**To be done:** Output every record below exactly as it appears.

**Records for processing:**
%%

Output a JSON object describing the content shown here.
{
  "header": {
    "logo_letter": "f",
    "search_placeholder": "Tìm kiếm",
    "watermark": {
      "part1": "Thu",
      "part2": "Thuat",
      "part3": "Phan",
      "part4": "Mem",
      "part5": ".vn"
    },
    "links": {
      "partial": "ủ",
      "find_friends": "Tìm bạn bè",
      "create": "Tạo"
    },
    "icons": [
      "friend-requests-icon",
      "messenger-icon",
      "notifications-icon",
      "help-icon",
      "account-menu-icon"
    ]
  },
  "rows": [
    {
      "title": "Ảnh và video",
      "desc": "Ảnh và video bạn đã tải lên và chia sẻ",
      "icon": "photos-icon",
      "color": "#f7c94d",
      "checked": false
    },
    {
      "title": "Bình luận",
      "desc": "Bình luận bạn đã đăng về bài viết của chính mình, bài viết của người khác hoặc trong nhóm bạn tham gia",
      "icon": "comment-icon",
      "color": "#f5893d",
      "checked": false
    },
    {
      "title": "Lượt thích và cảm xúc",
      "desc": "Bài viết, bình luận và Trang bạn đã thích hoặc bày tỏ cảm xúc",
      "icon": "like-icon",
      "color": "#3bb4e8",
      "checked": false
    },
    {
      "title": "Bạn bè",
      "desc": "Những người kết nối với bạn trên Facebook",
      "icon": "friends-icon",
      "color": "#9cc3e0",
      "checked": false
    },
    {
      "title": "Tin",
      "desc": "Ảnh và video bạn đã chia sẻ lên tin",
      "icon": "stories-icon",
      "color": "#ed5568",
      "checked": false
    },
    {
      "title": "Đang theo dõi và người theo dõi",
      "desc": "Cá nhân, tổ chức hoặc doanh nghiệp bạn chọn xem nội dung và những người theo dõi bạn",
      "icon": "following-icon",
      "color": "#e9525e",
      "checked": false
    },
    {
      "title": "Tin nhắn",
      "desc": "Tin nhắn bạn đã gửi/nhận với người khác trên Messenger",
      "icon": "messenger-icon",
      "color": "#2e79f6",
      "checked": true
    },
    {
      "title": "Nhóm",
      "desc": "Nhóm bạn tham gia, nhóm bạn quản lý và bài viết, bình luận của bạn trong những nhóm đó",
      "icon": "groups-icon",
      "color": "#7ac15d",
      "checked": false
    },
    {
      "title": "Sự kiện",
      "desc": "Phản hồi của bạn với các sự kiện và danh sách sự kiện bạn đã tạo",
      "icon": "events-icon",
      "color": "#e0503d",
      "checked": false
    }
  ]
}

%%

**Output for this exercise:**
Output a JSON object describing the content shown here.
{
  "header": {
    "logo_letter": "f",
    "search_placeholder": "Tìm kiếm",
    "watermark": {
      "part1": "Thu",
      "part2": "Thuat",
      "part3": "Phan",
      "part4": "Mem",
      "part5": ".vn"
    },
    "links": {
      "partial": "ủ",
      "find_friends": "Tìm bạn bè",
      "create": "Tạo"
    },
    "icons": [
      "friend-requests-icon",
      "messenger-icon",
      "notifications-icon",
      "help-icon",
      "account-menu-icon"
    ]
  },
  "rows": [
    {
      "title": "Ảnh và video",
      "desc": "Ảnh và video bạn đã tải lên và chia sẻ",
      "icon": "photos-icon",
      "color": "#f7c94d",
      "checked": false
    },
    {
      "title": "Bình luận",
      "desc": "Bình luận bạn đã đăng về bài viết của chính mình, bài viết của người khác hoặc trong nhóm bạn tham gia",
      "icon": "comment-icon",
      "color": "#f5893d",
      "checked": false
    },
    {
      "title": "Lượt thích và cảm xúc",
      "desc": "Bài viết, bình luận và Trang bạn đã thích hoặc bày tỏ cảm xúc",
      "icon": "like-icon",
      "color": "#3bb4e8",
      "checked": false
    },
    {
      "title": "Bạn bè",
      "desc": "Những người kết nối với bạn trên Facebook",
      "icon": "friends-icon",
      "color": "#9cc3e0",
      "checked": false
    },
    {
      "title": "Tin",
      "desc": "Ảnh và video bạn đã chia sẻ lên tin",
      "icon": "stories-icon",
      "color": "#ed5568",
      "checked": false
    },
    {
      "title": "Đang theo dõi và người theo dõi",
      "desc": "Cá nhân, tổ chức hoặc doanh nghiệp bạn chọn xem nội dung và những người theo dõi bạn",
      "icon": "following-icon",
      "color": "#e9525e",
      "checked": false
    },
    {
      "title": "Tin nhắn",
      "desc": "Tin nhắn bạn đã gửi/nhận với người khác trên Messenger",
      "icon": "messenger-icon",
      "color": "#2e79f6",
      "checked": true
    },
    {
      "title": "Nhóm",
      "desc": "Nhóm bạn tham gia, nhóm bạn quản lý và bài viết, bình luận của bạn trong những nhóm đó",
      "icon": "groups-icon",
      "color": "#7ac15d",
      "checked": false
    },
    {
      "title": "Sự kiện",
      "desc": "Phản hồi của bạn với các sự kiện và danh sách sự kiện bạn đã tạo",
      "icon": "events-icon",
      "color": "#e0503d",
      "checked": false
    }
  ]
}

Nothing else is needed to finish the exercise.